### Request
Filter the listing and keep only the lines with the word "text".

━━━ Material for this exercise ━━━

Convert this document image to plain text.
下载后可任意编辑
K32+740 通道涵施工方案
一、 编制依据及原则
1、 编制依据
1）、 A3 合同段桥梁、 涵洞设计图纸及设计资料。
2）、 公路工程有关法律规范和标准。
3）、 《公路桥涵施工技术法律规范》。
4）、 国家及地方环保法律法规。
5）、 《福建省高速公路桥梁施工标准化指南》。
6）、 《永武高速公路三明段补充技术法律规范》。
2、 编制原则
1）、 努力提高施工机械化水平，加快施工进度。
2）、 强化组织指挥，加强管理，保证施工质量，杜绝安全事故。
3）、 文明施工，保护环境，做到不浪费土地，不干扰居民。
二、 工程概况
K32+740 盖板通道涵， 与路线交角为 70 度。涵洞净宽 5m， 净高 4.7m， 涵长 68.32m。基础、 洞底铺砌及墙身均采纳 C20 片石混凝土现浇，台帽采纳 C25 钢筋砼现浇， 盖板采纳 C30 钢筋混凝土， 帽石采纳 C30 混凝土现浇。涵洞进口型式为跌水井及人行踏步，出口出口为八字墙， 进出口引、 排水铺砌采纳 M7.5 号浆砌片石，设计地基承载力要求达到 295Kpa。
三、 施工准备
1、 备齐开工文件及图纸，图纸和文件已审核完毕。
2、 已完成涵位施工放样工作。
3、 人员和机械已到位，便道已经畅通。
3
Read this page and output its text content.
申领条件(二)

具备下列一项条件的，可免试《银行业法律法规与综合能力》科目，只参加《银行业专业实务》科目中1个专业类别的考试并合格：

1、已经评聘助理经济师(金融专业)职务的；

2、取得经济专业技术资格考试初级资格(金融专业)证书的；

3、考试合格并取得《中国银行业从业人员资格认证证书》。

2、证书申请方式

━━━

### Complete answer
Convert this document image to plain text.
Read this page and output its text content.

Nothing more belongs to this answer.